Tarefas a realizar ::
a - As afirmações seguintes estão de acordo com o excerto sobre as rendas: (i) em cerca de 3,5% dos contratos habitacionais da ALP houve acordo para reduzir as rendas, diferindo o pagamento; (ii) o perdão parcial das rendas abrangeu mais contratos do que esses acordos; (iii) houve vários casos em que o senhorio perdoou 20% da renda? Responda sim ou não a cada uma e cite as palavras do excerto que o decidem.
b - Atualize o excerto sobre as rendas desde "Ainda menos" até "senhorios aceitaram baixar.", inclusive, substituindo "perdão" por "desconto".

Houve inquilinos que chegaram a acordo com os senhorios para baixar as rendas,
mas esses casos também foram residuais. O problema vai ser agora”, afirma.
Iolanda Gávea
consegue quantificar o universo de contratos em que houve negociação – pelo
menos do seio da ALP. “Em cerca de 3,5% do universo dos nossos contratos
habitacionais houve acordo entre os senhorios e os inquilinos para reduzir o
valor das rendas, diferindo o pagamento”, afirma a vice-presidente da ALP,
referindo-se a cerca de 300 contratos.
Ainda menos
expressivo foi o perdão parcial do valor das rendas, e que abrangeu cerca de
1,5% do universo de contratos da ALP. Nestes casos, houve um perdão de cerca de
10 a 15% do valor das rendas de Maio e Junho que os senhorios aceitaram baixar.
“Houve apenas um caso em que o senhorio perdoou 20% do valor da renda nesses
dois meses”, acrescenta Iolanda Gávea.

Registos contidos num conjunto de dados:
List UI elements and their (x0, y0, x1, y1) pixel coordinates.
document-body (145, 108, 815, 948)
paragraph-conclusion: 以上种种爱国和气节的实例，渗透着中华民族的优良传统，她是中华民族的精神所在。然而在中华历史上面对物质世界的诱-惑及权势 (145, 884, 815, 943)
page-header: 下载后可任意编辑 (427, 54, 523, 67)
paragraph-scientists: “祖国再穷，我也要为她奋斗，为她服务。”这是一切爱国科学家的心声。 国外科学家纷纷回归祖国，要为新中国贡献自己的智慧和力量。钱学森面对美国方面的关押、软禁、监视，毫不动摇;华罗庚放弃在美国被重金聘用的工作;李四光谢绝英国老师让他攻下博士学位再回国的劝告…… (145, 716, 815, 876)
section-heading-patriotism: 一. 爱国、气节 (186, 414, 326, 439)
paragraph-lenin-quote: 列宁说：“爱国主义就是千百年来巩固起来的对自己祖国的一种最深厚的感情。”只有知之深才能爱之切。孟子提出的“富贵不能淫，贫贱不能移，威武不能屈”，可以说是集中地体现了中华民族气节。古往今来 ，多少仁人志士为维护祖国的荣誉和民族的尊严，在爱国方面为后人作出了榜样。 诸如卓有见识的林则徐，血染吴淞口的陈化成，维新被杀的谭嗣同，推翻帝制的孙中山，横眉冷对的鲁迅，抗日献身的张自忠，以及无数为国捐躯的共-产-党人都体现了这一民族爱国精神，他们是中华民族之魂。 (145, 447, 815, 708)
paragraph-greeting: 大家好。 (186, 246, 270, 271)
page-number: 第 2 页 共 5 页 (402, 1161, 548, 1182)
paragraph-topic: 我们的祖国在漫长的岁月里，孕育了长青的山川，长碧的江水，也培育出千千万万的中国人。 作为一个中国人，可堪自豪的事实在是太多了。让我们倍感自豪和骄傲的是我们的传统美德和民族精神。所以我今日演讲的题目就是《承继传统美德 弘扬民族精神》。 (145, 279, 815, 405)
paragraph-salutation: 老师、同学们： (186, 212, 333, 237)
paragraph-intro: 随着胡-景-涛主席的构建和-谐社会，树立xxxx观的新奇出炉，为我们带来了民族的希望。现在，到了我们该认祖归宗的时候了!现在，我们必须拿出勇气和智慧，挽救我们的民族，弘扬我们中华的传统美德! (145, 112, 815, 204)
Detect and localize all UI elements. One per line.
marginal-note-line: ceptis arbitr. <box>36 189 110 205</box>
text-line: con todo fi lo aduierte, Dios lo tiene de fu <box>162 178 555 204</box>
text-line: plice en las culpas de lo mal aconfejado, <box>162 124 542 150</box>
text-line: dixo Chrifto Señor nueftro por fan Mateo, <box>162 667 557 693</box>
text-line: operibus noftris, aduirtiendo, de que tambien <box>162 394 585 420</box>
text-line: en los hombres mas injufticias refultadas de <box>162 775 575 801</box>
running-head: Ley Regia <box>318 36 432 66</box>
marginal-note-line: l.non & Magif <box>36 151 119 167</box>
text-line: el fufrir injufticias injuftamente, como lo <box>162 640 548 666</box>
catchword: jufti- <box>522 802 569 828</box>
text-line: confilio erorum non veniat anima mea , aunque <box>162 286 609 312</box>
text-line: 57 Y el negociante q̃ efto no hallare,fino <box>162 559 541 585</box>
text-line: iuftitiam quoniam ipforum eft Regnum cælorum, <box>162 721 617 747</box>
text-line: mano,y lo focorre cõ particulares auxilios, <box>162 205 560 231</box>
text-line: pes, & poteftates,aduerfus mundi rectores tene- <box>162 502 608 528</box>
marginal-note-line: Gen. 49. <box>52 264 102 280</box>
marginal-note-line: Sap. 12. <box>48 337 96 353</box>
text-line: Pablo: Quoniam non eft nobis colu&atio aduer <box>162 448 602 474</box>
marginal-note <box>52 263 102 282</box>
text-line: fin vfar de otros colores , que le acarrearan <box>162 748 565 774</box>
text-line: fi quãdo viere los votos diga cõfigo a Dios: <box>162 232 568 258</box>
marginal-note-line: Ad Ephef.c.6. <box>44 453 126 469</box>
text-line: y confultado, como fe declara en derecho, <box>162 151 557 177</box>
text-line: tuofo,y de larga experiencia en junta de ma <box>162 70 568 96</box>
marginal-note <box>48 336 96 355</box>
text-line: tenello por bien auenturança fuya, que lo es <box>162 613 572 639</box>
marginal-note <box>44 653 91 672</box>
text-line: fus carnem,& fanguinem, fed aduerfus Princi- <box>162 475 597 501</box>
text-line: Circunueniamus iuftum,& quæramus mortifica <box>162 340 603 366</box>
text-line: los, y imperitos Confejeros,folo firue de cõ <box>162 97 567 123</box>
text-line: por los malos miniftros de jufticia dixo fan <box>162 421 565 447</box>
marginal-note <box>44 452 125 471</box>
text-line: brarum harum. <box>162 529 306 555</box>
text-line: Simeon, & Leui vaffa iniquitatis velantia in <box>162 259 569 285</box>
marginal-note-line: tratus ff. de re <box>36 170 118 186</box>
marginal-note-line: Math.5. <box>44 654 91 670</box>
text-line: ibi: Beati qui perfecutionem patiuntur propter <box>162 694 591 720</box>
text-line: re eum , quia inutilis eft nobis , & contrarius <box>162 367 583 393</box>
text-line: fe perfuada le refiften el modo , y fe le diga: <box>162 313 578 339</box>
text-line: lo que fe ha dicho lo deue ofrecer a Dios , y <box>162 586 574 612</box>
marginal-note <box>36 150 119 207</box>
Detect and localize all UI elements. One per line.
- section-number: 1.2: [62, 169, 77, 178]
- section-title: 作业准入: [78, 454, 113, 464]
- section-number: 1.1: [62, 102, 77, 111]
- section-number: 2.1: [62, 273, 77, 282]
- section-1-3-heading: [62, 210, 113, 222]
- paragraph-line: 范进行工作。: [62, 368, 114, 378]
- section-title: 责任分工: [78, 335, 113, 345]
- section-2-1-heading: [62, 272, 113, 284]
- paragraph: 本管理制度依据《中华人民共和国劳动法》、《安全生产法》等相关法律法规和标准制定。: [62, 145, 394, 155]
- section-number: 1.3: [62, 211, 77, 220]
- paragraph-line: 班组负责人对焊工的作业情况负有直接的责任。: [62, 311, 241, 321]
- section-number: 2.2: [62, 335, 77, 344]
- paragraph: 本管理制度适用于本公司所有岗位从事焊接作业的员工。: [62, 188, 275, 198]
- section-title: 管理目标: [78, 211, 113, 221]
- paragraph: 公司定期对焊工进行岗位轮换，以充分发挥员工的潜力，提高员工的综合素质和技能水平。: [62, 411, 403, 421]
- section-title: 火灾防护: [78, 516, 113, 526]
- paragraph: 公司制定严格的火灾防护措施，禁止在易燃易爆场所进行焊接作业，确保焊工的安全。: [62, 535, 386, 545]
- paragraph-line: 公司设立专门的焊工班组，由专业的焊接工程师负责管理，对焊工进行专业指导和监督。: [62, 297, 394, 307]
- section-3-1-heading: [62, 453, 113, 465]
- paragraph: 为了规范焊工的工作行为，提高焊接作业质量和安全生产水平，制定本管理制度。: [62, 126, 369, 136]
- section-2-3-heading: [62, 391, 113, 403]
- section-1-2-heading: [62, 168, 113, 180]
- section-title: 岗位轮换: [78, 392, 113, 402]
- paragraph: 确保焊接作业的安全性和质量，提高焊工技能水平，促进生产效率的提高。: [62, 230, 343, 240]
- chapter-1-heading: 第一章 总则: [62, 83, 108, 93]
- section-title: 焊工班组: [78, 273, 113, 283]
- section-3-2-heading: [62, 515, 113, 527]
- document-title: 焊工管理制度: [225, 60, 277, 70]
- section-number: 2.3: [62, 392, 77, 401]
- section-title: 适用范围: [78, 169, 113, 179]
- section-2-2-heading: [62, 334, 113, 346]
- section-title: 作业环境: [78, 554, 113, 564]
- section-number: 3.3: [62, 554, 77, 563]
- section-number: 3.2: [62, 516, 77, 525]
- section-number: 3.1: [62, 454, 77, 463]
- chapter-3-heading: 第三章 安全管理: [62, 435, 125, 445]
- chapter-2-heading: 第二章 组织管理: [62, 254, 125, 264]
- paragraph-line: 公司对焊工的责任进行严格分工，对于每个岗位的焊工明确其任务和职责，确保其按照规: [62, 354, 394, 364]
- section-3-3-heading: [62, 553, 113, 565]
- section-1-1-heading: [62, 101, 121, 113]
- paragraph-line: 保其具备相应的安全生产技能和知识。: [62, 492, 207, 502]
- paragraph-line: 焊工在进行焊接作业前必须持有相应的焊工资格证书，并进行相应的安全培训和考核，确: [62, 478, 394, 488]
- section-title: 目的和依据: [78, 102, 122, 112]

Respostas ::
a -
(i) Sim: "Em cerca de 3,5% do universo dos nossos contratos habitacionais houve acordo entre os senhorios e os inquilinos para reduzir o valor das rendas, diferindo o pagamento"
(ii) Não: "Ainda menos expressivo foi o perdão parcial do valor das rendas, e que abrangeu cerca de 1,5% do universo de contratos da ALP."
(iii) Não: "Houve apenas um caso em que o senhorio perdoou 20% do valor da renda nesses dois meses"

b -
Ainda menos
expressivo foi o desconto parcial do valor das rendas, e que abrangeu cerca de
1,5% do universo de contratos da ALP. Nestes casos, houve um desconto de cerca de
10 a 15% do valor das rendas de Maio e Junho que os senhorios aceitaram baixar.